■ **Work to complete**:
List all lines of the data that include the string "xlabel".

Dataset entries on figures:
--

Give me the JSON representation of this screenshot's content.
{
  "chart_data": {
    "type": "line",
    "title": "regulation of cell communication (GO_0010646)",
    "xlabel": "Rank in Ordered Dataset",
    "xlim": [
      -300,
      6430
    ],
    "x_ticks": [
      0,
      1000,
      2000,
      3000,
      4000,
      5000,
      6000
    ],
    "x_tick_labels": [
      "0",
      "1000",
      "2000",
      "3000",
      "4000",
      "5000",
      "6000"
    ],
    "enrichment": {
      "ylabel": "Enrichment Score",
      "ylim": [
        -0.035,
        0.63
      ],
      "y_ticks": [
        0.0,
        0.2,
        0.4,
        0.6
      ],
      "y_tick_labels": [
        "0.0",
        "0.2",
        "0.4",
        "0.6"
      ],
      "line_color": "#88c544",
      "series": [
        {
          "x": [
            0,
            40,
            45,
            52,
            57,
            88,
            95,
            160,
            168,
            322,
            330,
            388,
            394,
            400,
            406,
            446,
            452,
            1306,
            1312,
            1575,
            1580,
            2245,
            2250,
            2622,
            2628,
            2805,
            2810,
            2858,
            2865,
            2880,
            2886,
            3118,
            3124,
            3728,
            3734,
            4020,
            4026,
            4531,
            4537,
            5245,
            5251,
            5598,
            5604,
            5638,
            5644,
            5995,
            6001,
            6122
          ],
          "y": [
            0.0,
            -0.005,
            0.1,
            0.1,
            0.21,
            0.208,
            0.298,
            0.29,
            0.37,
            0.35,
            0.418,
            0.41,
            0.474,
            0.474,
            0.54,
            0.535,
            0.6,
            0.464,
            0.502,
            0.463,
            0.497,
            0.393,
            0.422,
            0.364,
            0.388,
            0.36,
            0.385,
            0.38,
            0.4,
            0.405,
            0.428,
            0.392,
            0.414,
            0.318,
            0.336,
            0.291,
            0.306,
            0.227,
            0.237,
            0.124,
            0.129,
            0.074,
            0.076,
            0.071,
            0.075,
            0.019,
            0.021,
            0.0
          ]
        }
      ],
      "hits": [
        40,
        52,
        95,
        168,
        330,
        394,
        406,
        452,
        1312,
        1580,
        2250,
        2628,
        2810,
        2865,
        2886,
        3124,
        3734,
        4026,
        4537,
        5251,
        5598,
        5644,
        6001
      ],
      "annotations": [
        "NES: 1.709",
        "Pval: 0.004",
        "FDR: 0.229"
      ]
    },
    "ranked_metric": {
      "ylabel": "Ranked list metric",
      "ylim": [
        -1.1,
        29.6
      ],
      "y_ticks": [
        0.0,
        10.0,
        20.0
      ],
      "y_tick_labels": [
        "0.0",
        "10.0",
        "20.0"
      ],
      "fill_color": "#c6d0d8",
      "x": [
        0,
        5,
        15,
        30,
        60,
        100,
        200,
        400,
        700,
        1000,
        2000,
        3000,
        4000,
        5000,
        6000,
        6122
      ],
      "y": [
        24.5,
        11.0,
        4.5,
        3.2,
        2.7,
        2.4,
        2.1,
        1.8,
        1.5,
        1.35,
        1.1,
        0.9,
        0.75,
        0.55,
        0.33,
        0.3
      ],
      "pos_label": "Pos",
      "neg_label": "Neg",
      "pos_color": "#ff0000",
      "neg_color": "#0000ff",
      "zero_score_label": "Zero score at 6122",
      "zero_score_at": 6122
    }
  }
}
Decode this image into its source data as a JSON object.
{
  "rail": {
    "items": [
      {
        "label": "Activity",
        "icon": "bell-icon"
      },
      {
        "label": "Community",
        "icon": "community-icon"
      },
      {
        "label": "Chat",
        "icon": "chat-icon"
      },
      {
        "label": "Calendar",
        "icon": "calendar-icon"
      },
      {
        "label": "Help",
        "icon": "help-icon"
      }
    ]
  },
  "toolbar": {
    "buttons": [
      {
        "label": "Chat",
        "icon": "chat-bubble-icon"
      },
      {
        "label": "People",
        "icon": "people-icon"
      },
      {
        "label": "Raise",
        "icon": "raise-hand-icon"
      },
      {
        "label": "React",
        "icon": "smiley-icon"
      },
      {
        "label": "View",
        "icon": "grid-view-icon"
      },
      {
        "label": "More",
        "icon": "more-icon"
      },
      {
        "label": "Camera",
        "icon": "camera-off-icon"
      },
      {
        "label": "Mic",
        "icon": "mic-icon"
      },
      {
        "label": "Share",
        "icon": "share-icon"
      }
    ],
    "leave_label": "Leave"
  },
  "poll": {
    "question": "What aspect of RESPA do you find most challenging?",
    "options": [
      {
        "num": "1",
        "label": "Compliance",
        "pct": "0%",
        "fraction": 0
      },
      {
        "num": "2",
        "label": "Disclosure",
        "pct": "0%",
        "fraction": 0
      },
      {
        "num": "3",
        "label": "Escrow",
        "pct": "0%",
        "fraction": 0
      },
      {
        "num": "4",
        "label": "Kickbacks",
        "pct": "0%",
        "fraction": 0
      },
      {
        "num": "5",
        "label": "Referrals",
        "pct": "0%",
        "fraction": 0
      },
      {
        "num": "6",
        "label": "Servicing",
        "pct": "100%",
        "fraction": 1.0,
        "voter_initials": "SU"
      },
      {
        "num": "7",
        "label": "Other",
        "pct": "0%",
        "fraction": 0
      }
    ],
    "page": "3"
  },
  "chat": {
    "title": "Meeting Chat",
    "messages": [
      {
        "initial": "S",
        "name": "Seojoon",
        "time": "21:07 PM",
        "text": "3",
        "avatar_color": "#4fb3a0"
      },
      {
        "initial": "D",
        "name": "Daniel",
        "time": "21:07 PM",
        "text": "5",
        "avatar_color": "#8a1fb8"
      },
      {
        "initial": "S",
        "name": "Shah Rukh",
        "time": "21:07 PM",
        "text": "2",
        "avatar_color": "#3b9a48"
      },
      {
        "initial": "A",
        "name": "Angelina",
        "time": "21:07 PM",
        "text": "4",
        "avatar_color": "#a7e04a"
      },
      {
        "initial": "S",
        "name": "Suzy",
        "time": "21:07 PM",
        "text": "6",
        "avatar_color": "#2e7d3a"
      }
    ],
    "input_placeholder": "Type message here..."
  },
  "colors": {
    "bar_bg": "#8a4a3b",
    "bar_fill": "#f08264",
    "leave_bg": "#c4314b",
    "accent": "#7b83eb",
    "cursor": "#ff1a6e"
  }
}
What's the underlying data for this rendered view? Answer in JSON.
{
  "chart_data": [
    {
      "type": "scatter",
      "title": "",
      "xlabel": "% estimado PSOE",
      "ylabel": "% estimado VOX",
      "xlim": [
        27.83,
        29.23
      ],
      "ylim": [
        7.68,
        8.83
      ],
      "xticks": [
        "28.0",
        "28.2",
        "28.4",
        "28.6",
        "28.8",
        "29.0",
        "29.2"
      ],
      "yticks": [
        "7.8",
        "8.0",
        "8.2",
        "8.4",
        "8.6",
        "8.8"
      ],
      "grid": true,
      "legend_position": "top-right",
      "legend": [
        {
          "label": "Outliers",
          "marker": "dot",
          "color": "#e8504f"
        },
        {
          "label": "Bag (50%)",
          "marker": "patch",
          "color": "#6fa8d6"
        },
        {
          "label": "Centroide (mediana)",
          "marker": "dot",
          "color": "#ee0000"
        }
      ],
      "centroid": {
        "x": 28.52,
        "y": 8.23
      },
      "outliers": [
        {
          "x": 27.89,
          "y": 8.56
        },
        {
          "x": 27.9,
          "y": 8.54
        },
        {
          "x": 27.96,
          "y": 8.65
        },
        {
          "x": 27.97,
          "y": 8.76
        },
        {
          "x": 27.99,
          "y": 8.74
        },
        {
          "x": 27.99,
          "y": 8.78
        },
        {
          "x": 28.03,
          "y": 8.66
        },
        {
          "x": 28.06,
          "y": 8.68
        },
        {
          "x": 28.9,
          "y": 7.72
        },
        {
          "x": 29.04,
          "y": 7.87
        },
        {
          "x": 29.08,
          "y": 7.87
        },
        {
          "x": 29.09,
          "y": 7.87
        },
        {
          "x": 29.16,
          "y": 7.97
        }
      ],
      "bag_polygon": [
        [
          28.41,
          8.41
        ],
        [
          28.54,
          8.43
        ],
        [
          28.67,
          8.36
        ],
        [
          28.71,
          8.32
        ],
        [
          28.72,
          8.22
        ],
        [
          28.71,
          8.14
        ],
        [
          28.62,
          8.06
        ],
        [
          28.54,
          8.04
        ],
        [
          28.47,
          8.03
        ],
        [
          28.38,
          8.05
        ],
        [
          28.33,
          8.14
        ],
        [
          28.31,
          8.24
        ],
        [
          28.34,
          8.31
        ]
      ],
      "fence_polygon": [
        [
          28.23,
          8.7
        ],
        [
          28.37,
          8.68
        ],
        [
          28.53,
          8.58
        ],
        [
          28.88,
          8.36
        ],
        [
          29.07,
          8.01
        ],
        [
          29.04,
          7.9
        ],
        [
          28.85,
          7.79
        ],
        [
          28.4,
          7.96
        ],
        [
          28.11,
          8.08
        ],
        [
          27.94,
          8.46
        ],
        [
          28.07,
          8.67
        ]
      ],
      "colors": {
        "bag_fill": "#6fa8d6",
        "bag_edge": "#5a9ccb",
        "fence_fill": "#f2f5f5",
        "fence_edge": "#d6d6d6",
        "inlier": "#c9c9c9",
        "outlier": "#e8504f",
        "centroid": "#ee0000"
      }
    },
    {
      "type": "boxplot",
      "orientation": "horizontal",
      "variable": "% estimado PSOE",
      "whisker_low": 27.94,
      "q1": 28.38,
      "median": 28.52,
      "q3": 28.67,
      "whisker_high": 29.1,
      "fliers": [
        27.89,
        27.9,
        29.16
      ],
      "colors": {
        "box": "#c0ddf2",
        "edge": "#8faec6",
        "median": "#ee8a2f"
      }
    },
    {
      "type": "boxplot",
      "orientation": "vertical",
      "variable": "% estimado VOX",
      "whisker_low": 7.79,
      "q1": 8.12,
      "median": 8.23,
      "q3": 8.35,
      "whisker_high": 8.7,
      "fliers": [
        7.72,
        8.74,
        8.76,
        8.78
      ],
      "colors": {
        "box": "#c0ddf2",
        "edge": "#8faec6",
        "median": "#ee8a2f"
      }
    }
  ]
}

--

■ **Exercise response**:
    "xlabel": "Rank in Ordered Dataset",
      "xlabel": "% estimado PSOE",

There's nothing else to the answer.